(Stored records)
○ ○ ○ ○ ○

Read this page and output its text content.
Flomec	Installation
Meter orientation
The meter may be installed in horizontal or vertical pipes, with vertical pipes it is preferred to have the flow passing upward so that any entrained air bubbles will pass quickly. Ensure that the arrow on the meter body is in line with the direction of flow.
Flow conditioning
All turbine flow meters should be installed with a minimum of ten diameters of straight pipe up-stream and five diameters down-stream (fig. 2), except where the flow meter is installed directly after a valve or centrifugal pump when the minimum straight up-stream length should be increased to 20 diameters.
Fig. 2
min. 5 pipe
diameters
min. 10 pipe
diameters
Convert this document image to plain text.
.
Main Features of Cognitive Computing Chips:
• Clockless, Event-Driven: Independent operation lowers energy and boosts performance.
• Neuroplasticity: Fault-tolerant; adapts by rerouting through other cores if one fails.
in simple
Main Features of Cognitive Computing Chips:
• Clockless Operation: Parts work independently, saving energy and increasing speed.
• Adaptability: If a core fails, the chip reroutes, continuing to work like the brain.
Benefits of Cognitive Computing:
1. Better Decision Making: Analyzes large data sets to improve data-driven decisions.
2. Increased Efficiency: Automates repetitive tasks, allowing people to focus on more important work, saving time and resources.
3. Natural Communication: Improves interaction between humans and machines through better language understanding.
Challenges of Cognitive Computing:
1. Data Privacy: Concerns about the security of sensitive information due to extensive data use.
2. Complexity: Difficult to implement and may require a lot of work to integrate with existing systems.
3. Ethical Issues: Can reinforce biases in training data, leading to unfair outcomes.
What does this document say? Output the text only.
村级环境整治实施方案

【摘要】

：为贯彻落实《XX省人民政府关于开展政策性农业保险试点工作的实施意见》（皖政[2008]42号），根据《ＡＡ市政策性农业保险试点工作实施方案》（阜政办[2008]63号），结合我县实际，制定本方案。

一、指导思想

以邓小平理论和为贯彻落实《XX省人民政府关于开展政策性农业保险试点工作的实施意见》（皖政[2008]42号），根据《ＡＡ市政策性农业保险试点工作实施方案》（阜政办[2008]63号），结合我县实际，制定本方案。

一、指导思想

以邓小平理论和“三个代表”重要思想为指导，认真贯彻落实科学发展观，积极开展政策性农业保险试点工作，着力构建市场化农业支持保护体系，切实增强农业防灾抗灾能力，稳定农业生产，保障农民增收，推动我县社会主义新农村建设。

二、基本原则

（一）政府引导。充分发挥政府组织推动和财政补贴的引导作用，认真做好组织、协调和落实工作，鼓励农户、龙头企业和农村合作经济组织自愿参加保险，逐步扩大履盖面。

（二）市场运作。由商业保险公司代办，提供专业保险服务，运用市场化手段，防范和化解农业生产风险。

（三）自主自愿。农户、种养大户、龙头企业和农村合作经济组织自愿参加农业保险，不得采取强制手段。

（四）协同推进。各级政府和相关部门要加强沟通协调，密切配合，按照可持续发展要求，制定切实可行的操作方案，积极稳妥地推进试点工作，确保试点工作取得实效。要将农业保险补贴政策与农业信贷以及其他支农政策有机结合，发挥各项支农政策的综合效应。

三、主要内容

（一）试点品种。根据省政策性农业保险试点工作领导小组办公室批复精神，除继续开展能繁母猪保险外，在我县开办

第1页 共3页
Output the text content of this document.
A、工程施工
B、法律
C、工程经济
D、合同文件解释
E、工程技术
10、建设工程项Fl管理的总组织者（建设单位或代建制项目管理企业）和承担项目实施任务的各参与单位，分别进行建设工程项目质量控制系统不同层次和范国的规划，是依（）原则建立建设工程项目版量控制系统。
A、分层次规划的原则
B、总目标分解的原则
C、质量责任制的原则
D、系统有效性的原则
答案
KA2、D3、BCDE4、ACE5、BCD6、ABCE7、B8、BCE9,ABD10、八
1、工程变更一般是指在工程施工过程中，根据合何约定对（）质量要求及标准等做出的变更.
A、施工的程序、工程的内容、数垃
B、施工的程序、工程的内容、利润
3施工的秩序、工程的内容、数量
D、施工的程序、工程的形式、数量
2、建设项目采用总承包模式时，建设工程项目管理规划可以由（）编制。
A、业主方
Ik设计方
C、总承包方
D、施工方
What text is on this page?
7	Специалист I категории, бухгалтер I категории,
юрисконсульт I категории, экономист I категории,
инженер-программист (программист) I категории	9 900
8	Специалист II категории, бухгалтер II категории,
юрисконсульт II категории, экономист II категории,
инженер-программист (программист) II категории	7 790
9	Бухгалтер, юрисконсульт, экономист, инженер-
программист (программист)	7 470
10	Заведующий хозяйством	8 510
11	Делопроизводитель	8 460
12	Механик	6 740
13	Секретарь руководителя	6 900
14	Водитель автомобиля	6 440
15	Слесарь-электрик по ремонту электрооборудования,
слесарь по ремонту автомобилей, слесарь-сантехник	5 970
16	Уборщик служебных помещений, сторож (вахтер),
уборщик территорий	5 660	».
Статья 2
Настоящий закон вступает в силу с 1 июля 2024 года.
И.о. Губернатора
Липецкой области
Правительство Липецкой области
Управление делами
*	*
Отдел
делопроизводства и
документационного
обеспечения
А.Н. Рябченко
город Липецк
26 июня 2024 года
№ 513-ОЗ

○ ○ ○ ○ ○

▶ Brief
Exactly reproduce every line found in the records.

▶ Worked answer
Read this page and output its text content.
Flomec	Installation
Meter orientation
The meter may be installed in horizontal or vertical pipes, with vertical pipes it is preferred to have the flow passing upward so that any entrained air bubbles will pass quickly. Ensure that the arrow on the meter body is in line with the direction of flow.
Flow conditioning
All turbine flow meters should be installed with a minimum of ten diameters of straight pipe up-stream and five diameters down-stream (fig. 2), except where the flow meter is installed directly after a valve or centrifugal pump when the minimum straight up-stream length should be increased to 20 diameters.
Fig. 2
min. 5 pipe
diameters
min. 10 pipe
diameters
Convert this document image to plain text.
.
Main Features of Cognitive Computing Chips:
• Clockless, Event-Driven: Independent operation lowers energy and boosts performance.
• Neuroplasticity: Fault-tolerant; adapts by rerouting through other cores if one fails.
in simple
Main Features of Cognitive Computing Chips:
• Clockless Operation: Parts work independently, saving energy and increasing speed.
• Adaptability: If a core fails, the chip reroutes, continuing to work like the brain.
Benefits of Cognitive Computing:
1. Better Decision Making: Analyzes large data sets to improve data-driven decisions.
2. Increased Efficiency: Automates repetitive tasks, allowing people to focus on more important work, saving time and resources.
3. Natural Communication: Improves interaction between humans and machines through better language understanding.
Challenges of Cognitive Computing:
1. Data Privacy: Concerns about the security of sensitive information due to extensive data use.
2. Complexity: Difficult to implement and may require a lot of work to integrate with existing systems.
3. Ethical Issues: Can reinforce biases in training data, leading to unfair outcomes.
What does this document say? Output the text only.
村级环境整治实施方案

【摘要】

：为贯彻落实《XX省人民政府关于开展政策性农业保险试点工作的实施意见》（皖政[2008]42号），根据《ＡＡ市政策性农业保险试点工作实施方案》（阜政办[2008]63号），结合我县实际，制定本方案。

一、指导思想

以邓小平理论和为贯彻落实《XX省人民政府关于开展政策性农业保险试点工作的实施意见》（皖政[2008]42号），根据《ＡＡ市政策性农业保险试点工作实施方案》（阜政办[2008]63号），结合我县实际，制定本方案。

一、指导思想

以邓小平理论和“三个代表”重要思想为指导，认真贯彻落实科学发展观，积极开展政策性农业保险试点工作，着力构建市场化农业支持保护体系，切实增强农业防灾抗灾能力，稳定农业生产，保障农民增收，推动我县社会主义新农村建设。

二、基本原则

（一）政府引导。充分发挥政府组织推动和财政补贴的引导作用，认真做好组织、协调和落实工作，鼓励农户、龙头企业和农村合作经济组织自愿参加保险，逐步扩大履盖面。

（二）市场运作。由商业保险公司代办，提供专业保险服务，运用市场化手段，防范和化解农业生产风险。

（三）自主自愿。农户、种养大户、龙头企业和农村合作经济组织自愿参加农业保险，不得采取强制手段。

（四）协同推进。各级政府和相关部门要加强沟通协调，密切配合，按照可持续发展要求，制定切实可行的操作方案，积极稳妥地推进试点工作，确保试点工作取得实效。要将农业保险补贴政策与农业信贷以及其他支农政策有机结合，发挥各项支农政策的综合效应。

三、主要内容

（一）试点品种。根据省政策性农业保险试点工作领导小组办公室批复精神，除继续开展能繁母猪保险外，在我县开办

第1页 共3页
Output the text content of this document.
A、工程施工
B、法律
C、工程经济
D、合同文件解释
E、工程技术
10、建设工程项Fl管理的总组织者（建设单位或代建制项目管理企业）和承担项目实施任务的各参与单位，分别进行建设工程项目质量控制系统不同层次和范国的规划，是依（）原则建立建设工程项目版量控制系统。
A、分层次规划的原则
B、总目标分解的原则
C、质量责任制的原则
D、系统有效性的原则
答案
KA2、D3、BCDE4、ACE5、BCD6、ABCE7、B8、BCE9,ABD10、八
1、工程变更一般是指在工程施工过程中，根据合何约定对（）质量要求及标准等做出的变更.
A、施工的程序、工程的内容、数垃
B、施工的程序、工程的内容、利润
3施工的秩序、工程的内容、数量
D、施工的程序、工程的形式、数量
2、建设项目采用总承包模式时，建设工程项目管理规划可以由（）编制。
A、业主方
Ik设计方
C、总承包方
D、施工方
What text is on this page?
7	Специалист I категории, бухгалтер I категории,
юрисконсульт I категории, экономист I категории,
инженер-программист (программист) I категории	9 900
8	Специалист II категории, бухгалтер II категории,
юрисконсульт II категории, экономист II категории,
инженер-программист (программист) II категории	7 790
9	Бухгалтер, юрисконсульт, экономист, инженер-
программист (программист)	7 470
10	Заведующий хозяйством	8 510
11	Делопроизводитель	8 460
12	Механик	6 740
13	Секретарь руководителя	6 900
14	Водитель автомобиля	6 440
15	Слесарь-электрик по ремонту электрооборудования,
слесарь по ремонту автомобилей, слесарь-сантехник	5 970
16	Уборщик служебных помещений, сторож (вахтер),
уборщик территорий	5 660	».
Статья 2
Настоящий закон вступает в силу с 1 июля 2024 года.
И.о. Губернатора
Липецкой области
Правительство Липецкой области
Управление делами
*	*
Отдел
делопроизводства и
документационного
обеспечения
А.Н. Рябченко
город Липецк
26 июня 2024 года
№ 513-ОЗ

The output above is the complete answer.